<<<<

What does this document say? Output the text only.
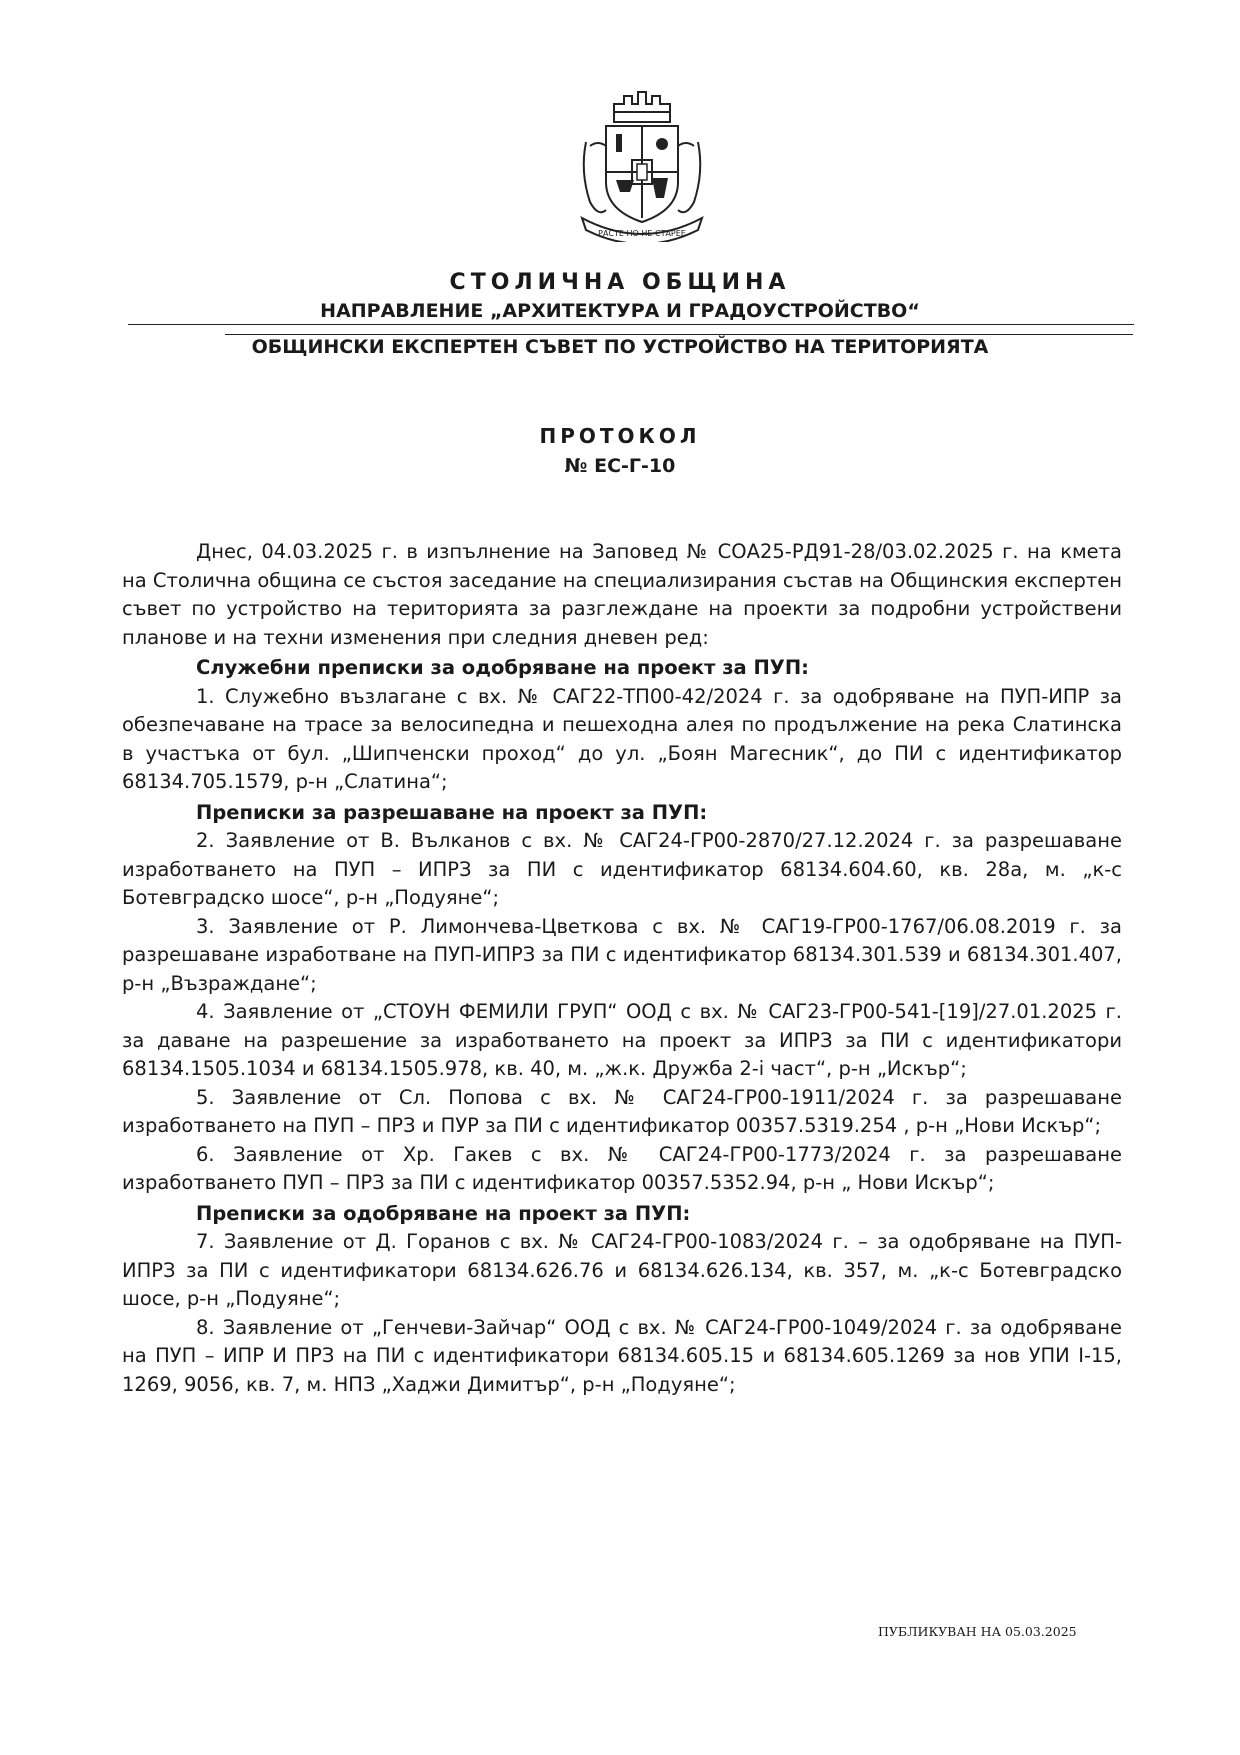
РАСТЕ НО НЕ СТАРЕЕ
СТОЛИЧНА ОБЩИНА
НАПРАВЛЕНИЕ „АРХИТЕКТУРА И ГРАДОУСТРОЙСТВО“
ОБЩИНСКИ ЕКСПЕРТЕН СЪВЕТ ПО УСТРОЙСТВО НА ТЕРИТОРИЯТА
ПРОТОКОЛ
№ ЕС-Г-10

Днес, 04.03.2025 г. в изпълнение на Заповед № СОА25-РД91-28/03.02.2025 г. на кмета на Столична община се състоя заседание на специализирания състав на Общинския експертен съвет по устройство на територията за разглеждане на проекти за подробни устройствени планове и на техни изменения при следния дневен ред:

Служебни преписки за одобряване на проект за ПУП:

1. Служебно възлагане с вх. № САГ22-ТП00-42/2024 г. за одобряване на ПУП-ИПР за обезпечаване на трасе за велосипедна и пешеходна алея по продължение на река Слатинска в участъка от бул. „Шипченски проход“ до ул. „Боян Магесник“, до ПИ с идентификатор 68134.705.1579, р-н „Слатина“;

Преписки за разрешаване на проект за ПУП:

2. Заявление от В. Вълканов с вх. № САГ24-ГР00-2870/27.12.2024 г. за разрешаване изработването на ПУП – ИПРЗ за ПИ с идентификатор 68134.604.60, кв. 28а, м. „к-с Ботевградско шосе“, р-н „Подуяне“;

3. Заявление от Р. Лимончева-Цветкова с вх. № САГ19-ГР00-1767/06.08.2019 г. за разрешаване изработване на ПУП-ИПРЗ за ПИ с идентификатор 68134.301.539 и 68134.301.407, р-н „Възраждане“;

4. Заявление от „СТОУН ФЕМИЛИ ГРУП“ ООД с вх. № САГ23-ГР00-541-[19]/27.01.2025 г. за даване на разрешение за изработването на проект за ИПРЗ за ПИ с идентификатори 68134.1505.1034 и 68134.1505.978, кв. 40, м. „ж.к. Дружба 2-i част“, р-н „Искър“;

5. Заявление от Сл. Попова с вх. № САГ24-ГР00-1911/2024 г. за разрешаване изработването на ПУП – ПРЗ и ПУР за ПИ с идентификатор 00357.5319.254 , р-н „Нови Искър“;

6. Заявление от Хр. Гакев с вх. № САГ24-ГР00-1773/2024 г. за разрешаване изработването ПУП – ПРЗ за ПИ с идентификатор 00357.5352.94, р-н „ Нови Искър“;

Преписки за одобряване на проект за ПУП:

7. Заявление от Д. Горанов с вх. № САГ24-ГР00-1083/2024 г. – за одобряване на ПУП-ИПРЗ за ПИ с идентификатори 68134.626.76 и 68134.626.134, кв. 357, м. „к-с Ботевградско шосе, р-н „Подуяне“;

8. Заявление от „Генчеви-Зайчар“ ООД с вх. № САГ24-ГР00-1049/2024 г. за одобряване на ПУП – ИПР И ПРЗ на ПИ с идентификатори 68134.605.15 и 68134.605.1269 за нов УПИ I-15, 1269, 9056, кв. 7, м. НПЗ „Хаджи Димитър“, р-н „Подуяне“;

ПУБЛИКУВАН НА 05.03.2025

>>>>
<<<<

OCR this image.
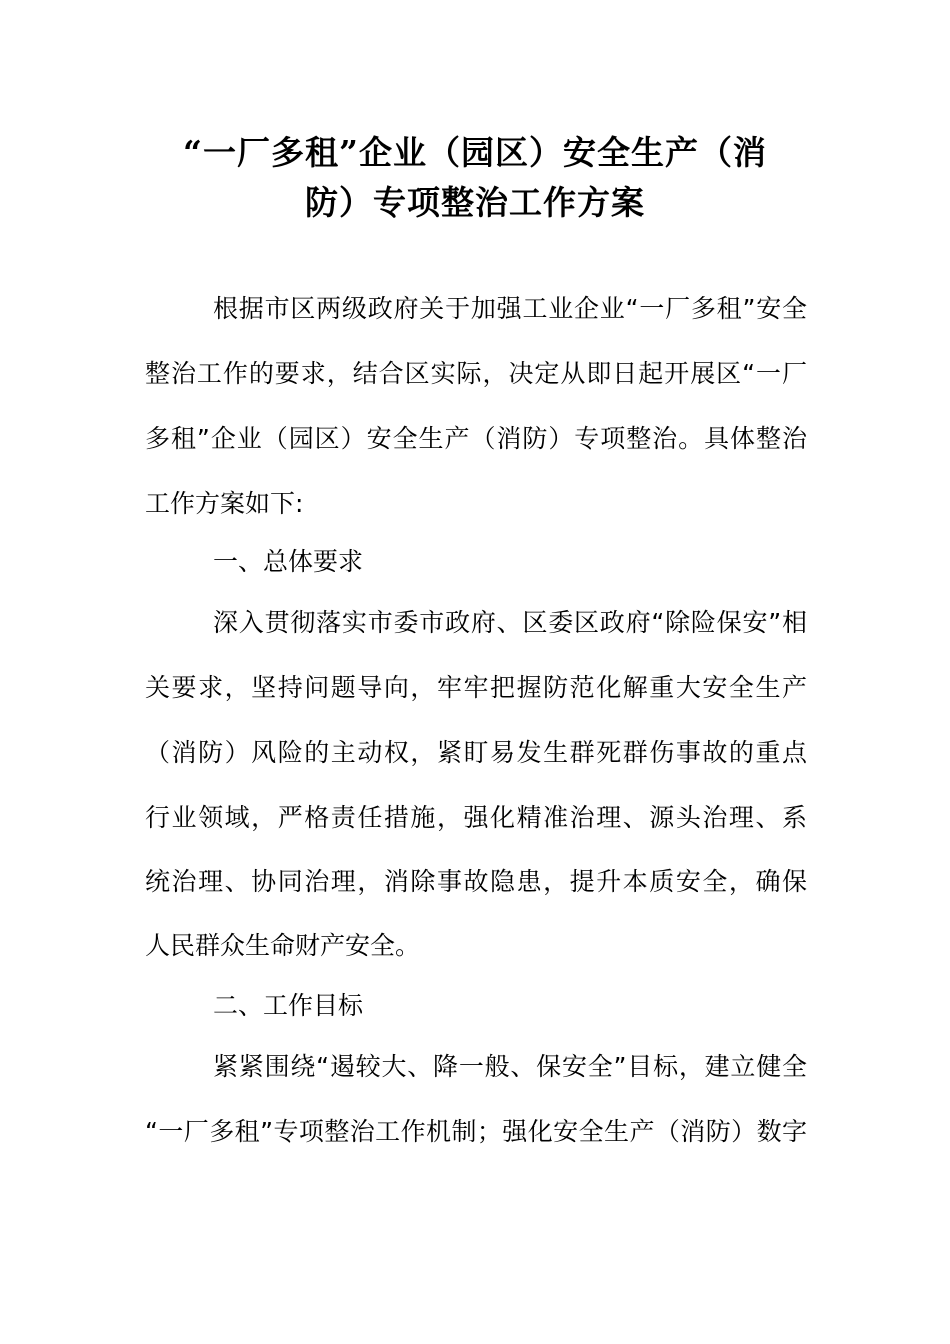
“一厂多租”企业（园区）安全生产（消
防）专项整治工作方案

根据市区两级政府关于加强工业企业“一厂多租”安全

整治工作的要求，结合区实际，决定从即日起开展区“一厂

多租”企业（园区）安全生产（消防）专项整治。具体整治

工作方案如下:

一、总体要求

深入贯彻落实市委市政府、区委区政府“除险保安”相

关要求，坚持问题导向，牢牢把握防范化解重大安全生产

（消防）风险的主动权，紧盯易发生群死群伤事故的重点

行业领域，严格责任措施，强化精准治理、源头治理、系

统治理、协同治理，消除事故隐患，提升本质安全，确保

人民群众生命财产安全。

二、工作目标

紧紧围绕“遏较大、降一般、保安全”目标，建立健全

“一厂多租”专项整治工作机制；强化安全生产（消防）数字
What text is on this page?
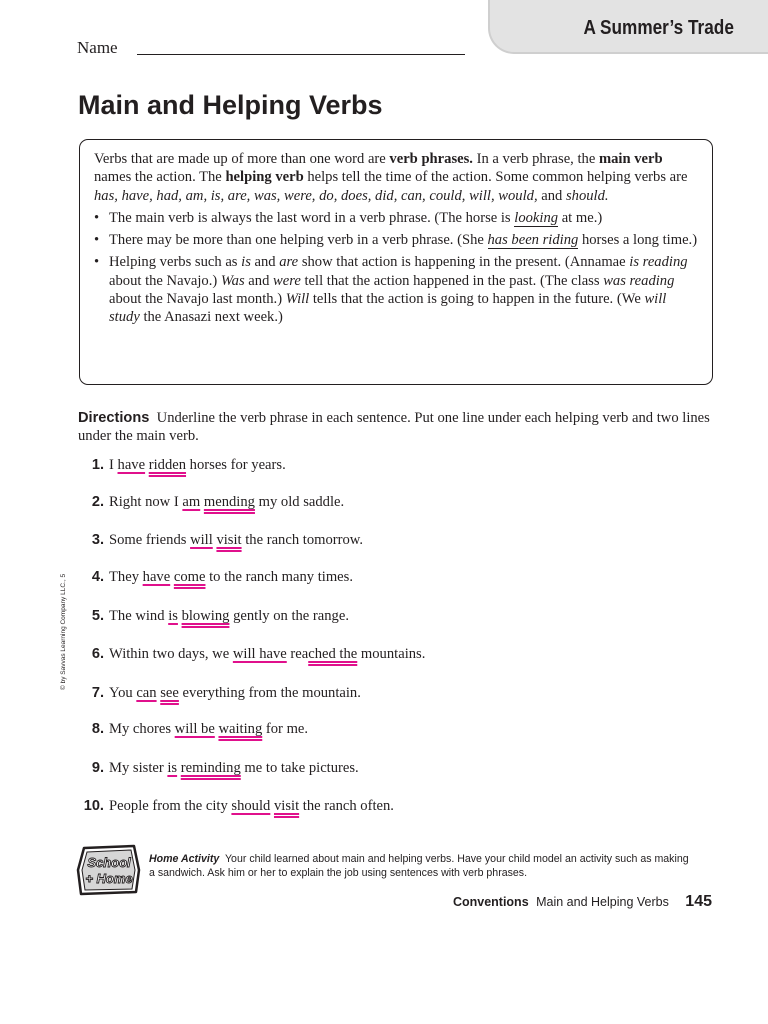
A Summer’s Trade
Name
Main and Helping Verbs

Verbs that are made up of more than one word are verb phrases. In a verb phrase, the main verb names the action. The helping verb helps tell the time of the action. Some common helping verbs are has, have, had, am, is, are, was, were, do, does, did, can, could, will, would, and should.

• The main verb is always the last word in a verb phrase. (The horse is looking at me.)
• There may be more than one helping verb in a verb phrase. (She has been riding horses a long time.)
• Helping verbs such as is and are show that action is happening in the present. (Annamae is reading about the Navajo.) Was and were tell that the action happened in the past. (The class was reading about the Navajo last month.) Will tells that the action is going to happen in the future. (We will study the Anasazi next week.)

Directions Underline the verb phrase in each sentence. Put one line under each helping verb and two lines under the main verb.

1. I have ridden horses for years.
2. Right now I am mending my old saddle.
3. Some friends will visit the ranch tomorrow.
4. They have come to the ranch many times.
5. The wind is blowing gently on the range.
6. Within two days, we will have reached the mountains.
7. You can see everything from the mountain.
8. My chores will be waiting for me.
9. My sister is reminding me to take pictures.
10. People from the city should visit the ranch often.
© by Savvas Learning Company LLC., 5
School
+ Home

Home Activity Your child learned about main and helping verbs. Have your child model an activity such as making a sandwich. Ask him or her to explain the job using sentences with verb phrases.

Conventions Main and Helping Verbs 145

>>>>

What the exercise asks =>
Copy every line of the listing that includes the string "ranch".

Problem solution =>
3. Some friends will visit the ranch tomorrow.
4. They have come to the ranch many times.
10. People from the city should visit the ranch often.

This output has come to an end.